## Direction:
Give only the number of lines that contain the word "العمادة".

[Extracted records]
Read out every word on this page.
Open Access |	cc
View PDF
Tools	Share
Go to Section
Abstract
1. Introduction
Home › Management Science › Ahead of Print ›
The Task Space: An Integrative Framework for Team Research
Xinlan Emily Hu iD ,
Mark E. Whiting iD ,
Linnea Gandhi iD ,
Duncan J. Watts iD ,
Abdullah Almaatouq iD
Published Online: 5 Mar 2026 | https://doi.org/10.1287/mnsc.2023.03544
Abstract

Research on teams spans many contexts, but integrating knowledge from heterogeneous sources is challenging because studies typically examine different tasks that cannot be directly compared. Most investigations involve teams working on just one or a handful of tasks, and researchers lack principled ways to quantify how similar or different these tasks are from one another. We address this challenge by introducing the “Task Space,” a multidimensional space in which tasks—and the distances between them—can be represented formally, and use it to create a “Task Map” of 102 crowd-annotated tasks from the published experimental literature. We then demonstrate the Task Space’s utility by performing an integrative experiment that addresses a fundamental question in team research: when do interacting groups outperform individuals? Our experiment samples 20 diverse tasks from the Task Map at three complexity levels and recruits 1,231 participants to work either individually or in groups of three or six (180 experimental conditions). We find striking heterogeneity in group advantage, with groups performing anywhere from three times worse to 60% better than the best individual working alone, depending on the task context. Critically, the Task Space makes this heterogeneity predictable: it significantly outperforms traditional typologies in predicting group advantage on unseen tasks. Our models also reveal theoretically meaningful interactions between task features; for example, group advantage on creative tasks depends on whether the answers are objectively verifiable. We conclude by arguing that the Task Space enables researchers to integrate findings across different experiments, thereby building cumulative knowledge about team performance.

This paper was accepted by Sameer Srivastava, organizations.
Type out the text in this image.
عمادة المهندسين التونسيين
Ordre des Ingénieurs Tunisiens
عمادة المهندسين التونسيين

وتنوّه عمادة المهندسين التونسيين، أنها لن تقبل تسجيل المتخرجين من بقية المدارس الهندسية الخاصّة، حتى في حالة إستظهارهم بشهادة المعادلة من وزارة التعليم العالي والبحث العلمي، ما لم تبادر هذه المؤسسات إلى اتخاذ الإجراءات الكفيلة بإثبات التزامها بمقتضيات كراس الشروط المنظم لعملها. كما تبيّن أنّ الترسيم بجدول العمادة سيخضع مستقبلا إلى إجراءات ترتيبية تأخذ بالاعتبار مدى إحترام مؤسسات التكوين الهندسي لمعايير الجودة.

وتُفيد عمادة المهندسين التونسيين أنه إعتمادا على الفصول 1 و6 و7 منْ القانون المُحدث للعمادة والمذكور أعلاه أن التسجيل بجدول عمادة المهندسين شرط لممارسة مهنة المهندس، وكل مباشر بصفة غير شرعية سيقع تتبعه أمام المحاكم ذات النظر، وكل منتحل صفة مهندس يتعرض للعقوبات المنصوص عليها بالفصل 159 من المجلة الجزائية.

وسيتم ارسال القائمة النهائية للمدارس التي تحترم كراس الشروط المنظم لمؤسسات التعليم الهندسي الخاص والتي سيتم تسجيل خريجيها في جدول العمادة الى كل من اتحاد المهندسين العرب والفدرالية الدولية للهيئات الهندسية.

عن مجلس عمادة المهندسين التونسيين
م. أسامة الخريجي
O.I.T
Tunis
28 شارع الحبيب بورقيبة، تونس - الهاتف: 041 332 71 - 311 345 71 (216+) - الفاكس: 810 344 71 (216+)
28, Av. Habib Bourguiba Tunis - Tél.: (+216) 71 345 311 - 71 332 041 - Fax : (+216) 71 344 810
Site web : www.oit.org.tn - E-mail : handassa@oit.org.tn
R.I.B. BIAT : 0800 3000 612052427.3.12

---

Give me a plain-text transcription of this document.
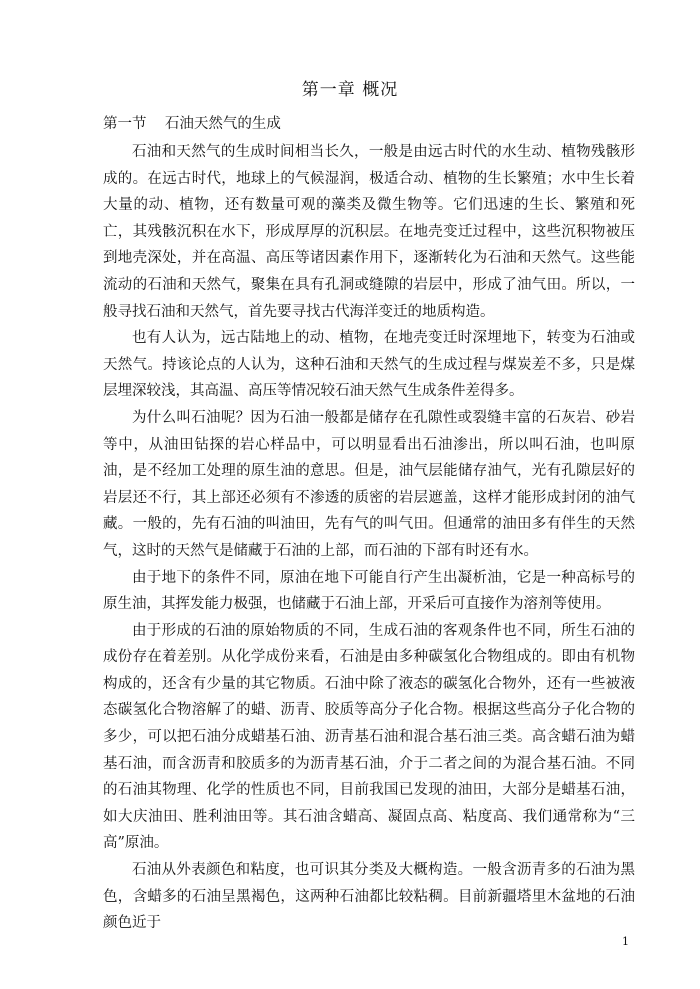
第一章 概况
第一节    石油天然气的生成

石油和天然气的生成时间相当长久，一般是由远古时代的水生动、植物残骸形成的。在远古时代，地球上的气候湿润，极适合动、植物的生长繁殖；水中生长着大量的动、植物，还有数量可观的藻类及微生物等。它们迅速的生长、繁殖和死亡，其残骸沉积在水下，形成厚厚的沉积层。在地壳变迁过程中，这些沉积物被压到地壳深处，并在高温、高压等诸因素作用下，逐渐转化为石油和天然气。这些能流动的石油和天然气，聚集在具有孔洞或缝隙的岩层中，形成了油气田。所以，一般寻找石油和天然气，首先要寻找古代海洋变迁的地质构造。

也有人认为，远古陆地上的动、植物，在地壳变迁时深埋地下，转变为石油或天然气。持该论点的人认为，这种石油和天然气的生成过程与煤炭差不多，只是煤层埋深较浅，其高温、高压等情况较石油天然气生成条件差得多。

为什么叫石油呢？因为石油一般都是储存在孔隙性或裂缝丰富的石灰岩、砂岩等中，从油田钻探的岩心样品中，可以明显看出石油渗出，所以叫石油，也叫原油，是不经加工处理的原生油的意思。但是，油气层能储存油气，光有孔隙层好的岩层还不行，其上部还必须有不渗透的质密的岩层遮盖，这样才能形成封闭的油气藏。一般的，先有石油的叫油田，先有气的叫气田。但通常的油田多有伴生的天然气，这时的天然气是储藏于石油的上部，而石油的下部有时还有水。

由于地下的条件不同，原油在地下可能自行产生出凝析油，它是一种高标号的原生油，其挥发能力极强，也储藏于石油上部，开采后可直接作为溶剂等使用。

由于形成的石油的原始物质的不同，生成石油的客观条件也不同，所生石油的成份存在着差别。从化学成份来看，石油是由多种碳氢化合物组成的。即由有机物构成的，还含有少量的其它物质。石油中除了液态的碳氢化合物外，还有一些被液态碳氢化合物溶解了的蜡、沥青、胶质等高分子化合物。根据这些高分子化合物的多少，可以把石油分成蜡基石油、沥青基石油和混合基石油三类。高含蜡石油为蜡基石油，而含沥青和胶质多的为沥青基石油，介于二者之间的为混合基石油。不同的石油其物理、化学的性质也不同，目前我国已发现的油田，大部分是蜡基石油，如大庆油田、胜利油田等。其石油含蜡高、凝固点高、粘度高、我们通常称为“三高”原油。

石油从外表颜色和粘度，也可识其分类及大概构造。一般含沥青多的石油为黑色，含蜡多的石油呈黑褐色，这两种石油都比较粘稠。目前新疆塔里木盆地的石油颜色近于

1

## Answer to the problem:
2